- [Directive]: Pull out each line of the data that includes the word "image".

- [Listed entries]:
>> BEGIN

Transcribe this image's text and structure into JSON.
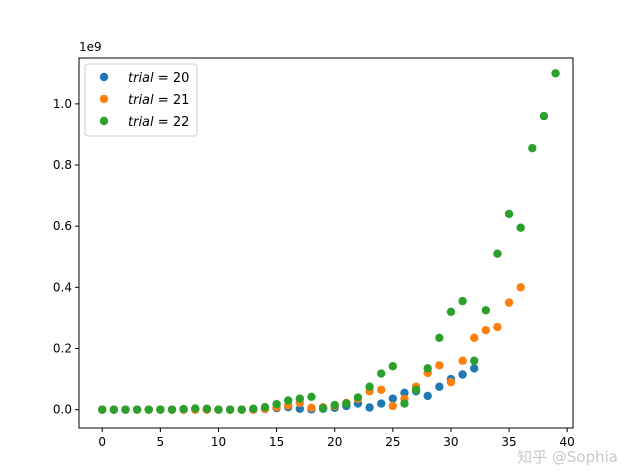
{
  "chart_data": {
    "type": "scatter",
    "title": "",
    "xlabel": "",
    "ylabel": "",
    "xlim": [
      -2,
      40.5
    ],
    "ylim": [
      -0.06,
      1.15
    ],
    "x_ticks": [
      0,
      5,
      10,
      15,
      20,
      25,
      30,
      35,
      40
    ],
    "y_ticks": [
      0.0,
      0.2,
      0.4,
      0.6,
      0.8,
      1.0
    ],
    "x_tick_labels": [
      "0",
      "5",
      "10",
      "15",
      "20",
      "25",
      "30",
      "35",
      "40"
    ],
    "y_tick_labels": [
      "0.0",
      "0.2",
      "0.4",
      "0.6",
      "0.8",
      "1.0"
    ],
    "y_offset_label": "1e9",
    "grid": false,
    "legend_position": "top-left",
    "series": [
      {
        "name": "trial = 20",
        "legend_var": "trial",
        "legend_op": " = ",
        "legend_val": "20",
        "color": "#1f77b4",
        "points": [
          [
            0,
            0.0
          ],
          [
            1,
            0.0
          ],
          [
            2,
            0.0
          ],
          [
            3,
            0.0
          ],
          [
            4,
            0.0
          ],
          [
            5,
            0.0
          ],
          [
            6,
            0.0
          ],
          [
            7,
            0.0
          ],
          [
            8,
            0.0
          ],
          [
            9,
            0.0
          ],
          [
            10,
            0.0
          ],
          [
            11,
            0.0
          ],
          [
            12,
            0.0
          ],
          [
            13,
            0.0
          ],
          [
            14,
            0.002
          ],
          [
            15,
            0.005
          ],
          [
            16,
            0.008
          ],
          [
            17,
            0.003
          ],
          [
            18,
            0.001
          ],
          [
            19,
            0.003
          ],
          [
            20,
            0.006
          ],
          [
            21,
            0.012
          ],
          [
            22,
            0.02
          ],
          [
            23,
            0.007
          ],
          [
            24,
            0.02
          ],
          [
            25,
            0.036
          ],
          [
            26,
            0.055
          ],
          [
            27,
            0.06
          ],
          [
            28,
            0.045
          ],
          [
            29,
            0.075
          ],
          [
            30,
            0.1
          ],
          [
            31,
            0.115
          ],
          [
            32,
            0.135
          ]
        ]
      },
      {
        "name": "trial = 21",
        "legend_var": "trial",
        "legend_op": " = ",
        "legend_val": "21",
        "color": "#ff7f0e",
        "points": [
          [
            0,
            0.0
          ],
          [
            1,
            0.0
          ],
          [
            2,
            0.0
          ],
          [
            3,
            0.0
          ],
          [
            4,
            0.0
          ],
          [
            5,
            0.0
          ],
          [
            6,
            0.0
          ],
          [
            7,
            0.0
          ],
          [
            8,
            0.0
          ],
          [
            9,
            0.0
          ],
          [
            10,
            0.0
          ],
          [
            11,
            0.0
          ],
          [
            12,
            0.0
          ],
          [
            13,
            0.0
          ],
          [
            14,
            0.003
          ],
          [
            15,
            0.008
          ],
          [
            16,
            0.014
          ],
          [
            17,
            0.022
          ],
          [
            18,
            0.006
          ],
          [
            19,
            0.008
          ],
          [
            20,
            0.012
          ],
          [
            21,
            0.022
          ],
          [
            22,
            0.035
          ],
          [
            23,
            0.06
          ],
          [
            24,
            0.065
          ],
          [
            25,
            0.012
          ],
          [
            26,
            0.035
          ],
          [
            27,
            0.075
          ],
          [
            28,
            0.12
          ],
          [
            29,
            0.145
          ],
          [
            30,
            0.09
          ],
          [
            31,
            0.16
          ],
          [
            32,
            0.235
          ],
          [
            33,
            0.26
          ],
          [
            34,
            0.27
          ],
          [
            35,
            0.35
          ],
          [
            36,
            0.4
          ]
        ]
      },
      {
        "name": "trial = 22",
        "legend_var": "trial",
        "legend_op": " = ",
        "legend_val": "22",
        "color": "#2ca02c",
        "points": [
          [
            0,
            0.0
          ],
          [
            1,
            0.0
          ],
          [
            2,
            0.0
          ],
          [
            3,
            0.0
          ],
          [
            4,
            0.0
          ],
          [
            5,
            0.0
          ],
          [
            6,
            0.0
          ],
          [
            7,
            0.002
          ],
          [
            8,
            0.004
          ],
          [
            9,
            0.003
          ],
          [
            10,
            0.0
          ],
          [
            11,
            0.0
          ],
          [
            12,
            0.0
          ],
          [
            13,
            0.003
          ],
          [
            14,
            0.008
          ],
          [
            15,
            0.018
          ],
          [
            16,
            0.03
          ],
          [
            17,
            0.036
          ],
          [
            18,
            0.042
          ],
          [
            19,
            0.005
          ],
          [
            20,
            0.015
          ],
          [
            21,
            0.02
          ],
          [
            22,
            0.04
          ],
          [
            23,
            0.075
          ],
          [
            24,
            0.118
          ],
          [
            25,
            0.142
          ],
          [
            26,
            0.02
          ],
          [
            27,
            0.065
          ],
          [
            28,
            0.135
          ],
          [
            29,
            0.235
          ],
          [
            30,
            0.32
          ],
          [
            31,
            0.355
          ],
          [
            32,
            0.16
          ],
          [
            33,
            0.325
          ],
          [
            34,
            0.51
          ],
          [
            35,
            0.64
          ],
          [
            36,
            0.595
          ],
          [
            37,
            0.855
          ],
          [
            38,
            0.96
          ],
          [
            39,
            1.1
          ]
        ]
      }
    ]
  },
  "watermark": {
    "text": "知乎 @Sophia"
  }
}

>> END
>> BEGIN

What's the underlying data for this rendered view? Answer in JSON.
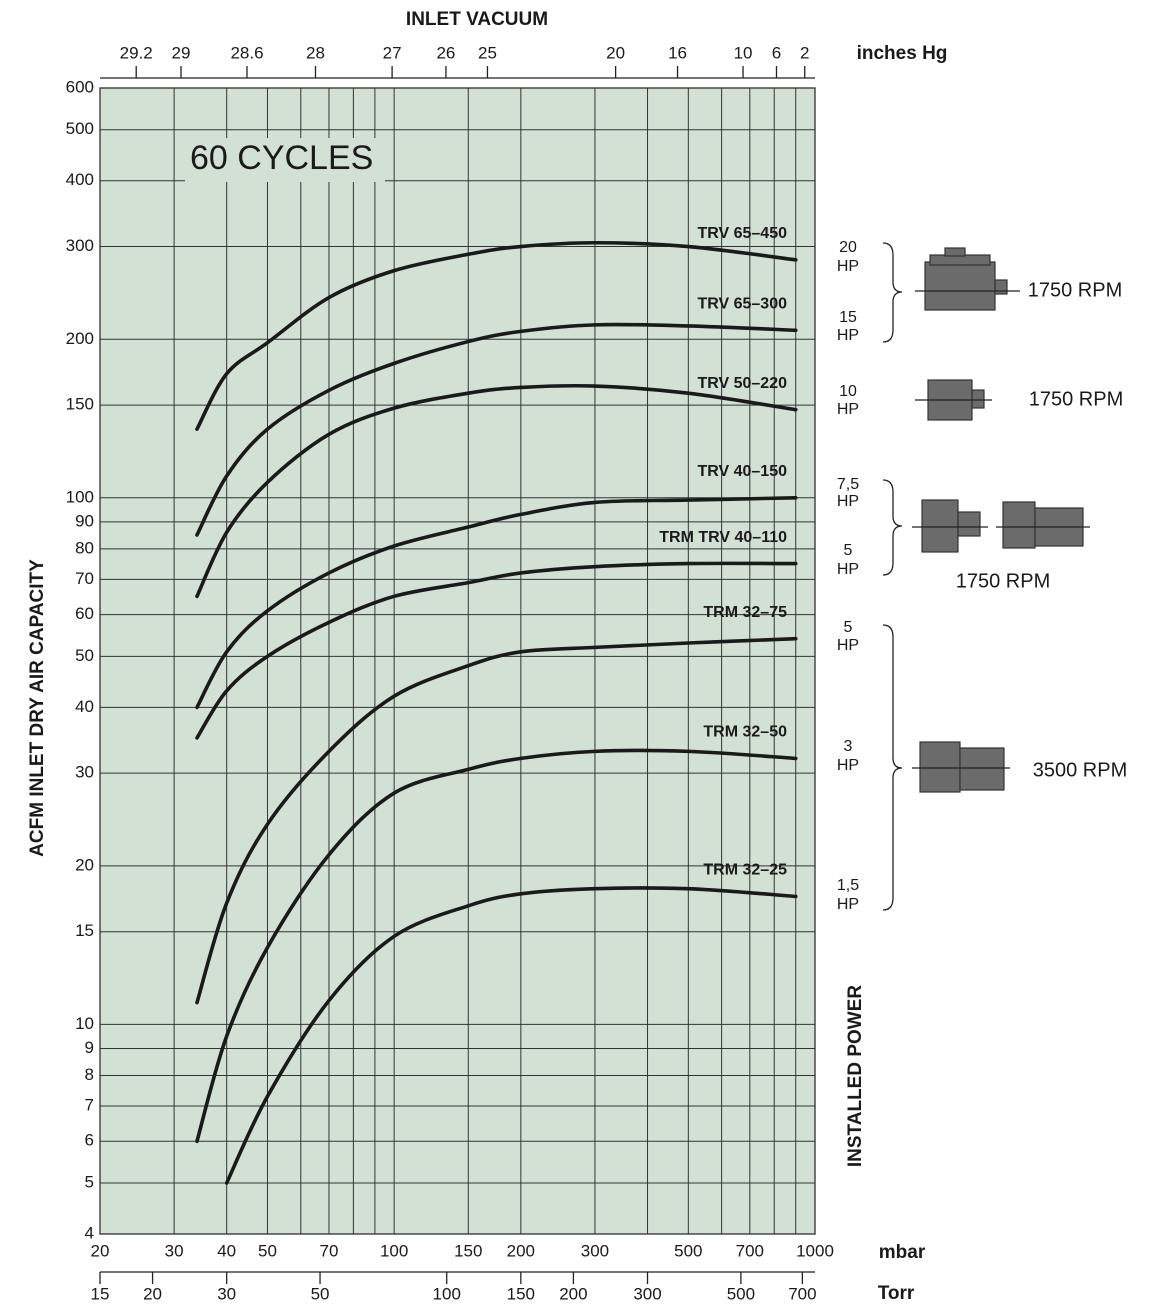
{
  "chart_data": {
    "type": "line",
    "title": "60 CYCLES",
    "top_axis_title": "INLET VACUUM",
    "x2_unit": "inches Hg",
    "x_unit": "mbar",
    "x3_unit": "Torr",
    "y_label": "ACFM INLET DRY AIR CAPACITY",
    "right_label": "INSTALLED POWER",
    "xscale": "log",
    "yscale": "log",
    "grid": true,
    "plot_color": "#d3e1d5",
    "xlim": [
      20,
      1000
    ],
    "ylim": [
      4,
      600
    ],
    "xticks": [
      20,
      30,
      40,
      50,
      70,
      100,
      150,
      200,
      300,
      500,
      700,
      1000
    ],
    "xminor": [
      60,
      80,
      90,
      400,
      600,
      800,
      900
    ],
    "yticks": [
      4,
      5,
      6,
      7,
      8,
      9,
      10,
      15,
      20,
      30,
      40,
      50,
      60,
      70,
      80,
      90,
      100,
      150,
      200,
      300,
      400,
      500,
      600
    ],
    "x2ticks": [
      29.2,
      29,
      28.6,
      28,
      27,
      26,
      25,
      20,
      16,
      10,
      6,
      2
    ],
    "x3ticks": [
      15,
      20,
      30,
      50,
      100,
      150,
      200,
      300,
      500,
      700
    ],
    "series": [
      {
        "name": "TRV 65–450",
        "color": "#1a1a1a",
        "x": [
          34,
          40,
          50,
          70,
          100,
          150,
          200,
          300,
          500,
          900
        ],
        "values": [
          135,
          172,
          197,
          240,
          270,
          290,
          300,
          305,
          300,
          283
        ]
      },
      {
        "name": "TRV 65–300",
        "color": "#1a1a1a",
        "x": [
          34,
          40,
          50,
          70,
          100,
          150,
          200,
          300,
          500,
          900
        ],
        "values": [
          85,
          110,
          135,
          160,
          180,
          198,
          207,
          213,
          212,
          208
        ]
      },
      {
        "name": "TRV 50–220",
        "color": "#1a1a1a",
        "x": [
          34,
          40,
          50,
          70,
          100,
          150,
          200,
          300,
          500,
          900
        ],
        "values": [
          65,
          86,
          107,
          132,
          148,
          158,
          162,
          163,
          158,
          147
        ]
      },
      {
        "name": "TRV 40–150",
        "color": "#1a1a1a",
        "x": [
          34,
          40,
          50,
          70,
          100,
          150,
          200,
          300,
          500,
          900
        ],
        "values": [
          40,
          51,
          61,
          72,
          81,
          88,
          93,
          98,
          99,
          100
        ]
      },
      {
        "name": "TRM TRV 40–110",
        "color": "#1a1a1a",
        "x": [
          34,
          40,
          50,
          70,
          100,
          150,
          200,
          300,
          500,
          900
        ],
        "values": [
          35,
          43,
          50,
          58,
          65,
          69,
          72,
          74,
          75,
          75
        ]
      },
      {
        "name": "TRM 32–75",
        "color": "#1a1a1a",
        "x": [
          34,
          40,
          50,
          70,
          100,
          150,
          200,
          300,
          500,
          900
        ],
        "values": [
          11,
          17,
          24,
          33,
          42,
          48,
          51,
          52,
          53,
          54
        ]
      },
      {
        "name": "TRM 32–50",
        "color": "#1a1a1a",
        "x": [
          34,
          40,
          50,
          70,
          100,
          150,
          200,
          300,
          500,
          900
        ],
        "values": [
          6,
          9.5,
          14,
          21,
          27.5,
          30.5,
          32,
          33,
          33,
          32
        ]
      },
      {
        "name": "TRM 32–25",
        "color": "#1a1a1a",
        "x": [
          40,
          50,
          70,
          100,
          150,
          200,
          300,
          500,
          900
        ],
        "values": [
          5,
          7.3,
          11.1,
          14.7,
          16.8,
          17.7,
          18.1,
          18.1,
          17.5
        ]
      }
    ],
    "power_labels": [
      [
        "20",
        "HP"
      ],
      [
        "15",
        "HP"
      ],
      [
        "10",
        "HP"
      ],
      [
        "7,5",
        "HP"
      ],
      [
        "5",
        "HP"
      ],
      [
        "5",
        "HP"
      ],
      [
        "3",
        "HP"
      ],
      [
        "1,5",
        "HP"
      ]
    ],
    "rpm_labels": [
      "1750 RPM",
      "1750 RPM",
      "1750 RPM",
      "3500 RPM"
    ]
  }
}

>> END
>> BEGIN

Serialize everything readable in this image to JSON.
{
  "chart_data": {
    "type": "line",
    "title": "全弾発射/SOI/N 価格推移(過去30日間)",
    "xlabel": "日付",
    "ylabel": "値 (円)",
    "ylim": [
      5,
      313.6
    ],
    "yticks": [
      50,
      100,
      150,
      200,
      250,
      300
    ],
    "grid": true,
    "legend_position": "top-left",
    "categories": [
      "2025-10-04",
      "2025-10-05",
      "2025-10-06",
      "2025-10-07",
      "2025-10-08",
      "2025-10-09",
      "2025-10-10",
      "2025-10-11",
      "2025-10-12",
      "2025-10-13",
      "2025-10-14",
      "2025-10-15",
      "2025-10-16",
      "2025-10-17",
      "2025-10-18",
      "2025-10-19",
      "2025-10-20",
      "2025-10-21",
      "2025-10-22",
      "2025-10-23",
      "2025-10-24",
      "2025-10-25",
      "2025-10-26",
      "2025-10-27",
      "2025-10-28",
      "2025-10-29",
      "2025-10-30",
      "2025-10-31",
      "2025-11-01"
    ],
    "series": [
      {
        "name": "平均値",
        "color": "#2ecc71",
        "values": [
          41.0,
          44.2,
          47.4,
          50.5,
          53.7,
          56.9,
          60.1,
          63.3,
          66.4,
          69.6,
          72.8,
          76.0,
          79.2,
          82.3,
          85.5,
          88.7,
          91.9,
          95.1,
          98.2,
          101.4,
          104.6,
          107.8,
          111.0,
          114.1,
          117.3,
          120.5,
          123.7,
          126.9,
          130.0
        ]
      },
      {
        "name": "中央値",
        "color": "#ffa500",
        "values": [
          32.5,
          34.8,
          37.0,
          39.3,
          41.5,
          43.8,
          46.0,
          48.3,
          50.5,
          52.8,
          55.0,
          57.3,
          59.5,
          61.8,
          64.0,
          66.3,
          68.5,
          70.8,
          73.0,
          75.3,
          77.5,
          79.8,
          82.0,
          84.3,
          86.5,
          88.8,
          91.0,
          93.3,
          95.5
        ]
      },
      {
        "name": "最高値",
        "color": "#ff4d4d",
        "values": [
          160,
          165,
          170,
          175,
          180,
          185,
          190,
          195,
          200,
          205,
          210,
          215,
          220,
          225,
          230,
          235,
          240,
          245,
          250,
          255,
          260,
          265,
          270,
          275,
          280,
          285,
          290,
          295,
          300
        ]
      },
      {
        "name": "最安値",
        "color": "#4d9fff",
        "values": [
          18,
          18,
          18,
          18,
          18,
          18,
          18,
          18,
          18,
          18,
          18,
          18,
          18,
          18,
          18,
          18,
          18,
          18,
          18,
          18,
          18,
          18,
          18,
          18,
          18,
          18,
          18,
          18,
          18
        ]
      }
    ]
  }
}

>> END

- [Solution to this task]:
Transcribe this image's text and structure into JSON.
Serialize everything readable in this image to JSON.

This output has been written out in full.